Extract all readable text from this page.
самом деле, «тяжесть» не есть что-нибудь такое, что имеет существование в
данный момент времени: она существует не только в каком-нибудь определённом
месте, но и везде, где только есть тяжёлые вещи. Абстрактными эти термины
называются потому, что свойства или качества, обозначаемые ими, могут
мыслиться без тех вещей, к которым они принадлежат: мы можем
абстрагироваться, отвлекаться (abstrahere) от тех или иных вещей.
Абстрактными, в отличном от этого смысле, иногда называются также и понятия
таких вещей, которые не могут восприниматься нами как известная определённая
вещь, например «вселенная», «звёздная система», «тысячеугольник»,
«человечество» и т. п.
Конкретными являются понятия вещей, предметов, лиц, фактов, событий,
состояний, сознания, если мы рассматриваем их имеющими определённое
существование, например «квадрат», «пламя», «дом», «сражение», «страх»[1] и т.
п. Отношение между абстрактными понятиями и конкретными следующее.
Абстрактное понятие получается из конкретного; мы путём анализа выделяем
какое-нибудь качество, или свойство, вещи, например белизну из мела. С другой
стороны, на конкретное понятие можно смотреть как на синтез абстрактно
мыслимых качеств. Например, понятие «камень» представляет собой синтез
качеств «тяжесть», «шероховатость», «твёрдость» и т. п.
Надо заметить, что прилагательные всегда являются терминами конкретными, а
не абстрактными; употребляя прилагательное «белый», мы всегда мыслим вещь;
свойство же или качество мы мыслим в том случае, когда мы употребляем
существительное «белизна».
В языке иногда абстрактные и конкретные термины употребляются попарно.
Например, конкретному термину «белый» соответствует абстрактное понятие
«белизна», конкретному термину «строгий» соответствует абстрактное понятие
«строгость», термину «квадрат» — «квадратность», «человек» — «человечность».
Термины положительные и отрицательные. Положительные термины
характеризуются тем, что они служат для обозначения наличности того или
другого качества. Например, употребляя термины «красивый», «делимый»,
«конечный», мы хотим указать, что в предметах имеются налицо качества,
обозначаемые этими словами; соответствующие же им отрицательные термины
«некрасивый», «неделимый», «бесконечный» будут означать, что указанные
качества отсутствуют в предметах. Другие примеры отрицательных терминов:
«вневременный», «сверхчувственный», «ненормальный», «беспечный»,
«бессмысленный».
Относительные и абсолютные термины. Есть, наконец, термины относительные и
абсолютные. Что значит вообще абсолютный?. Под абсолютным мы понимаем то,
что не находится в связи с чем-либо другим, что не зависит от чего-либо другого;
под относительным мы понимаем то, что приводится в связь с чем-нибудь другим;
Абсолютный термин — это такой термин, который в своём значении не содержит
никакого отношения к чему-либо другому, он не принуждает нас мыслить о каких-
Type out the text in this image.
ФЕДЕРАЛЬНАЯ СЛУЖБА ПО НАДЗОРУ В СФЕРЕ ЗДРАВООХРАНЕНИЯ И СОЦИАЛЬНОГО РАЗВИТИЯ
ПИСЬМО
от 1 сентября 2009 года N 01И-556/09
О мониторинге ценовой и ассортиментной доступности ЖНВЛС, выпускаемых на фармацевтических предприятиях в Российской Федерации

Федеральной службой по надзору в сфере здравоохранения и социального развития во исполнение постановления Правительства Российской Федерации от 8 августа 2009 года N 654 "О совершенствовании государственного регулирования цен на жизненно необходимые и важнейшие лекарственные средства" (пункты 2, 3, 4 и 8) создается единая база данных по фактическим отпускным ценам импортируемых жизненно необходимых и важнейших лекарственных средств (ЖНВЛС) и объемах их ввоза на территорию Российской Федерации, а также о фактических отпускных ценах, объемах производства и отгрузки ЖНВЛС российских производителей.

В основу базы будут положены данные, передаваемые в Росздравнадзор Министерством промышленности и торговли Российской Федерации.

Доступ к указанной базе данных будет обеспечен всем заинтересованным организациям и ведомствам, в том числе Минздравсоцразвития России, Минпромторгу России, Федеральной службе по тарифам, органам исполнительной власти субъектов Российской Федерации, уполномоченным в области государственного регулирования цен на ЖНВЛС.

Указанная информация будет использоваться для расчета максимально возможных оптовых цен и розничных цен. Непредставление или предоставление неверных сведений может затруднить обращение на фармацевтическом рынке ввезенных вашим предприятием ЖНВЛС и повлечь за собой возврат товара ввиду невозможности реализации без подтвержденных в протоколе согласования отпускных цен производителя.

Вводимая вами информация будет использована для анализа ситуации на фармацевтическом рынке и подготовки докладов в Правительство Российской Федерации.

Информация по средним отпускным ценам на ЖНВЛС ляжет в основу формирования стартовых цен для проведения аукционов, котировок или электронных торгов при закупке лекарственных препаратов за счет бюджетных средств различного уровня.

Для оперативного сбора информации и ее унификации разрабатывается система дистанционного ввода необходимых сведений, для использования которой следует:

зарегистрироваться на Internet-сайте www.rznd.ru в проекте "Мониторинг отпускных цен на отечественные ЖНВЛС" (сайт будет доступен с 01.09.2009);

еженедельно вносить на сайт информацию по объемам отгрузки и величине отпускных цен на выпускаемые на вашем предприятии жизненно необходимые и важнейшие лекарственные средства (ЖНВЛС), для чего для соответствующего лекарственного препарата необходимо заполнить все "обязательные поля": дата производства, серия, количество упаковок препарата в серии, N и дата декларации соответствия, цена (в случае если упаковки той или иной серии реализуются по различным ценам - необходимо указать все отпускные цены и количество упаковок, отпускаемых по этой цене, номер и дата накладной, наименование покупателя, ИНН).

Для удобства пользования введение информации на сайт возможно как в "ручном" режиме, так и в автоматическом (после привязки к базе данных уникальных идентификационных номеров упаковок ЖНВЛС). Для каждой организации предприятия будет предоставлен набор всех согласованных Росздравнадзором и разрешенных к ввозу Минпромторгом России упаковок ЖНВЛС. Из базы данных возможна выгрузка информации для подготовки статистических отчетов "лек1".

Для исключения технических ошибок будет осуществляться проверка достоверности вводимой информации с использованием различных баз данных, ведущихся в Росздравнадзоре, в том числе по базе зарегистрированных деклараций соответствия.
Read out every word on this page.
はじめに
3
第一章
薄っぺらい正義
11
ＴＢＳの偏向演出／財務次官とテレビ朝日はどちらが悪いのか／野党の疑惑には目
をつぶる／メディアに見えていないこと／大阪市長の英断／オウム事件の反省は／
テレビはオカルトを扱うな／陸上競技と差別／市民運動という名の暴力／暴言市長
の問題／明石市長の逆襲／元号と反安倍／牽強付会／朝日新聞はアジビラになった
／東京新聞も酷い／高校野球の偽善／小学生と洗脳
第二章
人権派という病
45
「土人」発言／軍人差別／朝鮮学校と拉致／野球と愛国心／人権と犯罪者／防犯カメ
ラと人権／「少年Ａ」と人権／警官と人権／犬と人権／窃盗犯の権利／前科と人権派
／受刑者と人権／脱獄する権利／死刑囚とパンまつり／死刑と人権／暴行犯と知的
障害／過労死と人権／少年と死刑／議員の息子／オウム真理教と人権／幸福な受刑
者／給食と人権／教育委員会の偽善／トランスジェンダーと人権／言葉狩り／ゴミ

__THE REQUEST__:
Return all the lines that contain the string "средства".

__RESULT FOR THIS EXERCISE__:
Федеральной службой по надзору в сфере здравоохранения и социального развития во исполнение постановления Правительства Российской Федерации от 8 августа 2009 года N 654 "О совершенствовании государственного регулирования цен на жизненно необходимые и важнейшие лекарственные средства" (пункты 2, 3, 4 и 8) создается единая база данных по фактическим отпускным ценам импортируемых жизненно необходимых и важнейших лекарственных средств (ЖНВЛС) и объемах их ввоза на территорию Российской Федерации, а также о фактических отпускных ценах, объемах производства и отгрузки ЖНВЛС российских производителей.
еженедельно вносить на сайт информацию по объемам отгрузки и величине отпускных цен на выпускаемые на вашем предприятии жизненно необходимые и важнейшие лекарственные средства (ЖНВЛС), для чего для соответствующего лекарственного препарата необходимо заполнить все "обязательные поля": дата производства, серия, количество упаковок препарата в серии, N и дата декларации соответствия, цена (в случае если упаковки той или иной серии реализуются по различным ценам - необходимо указать все отпускные цены и количество упаковок, отпускаемых по этой цене, номер и дата накладной, наименование покупателя, ИНН).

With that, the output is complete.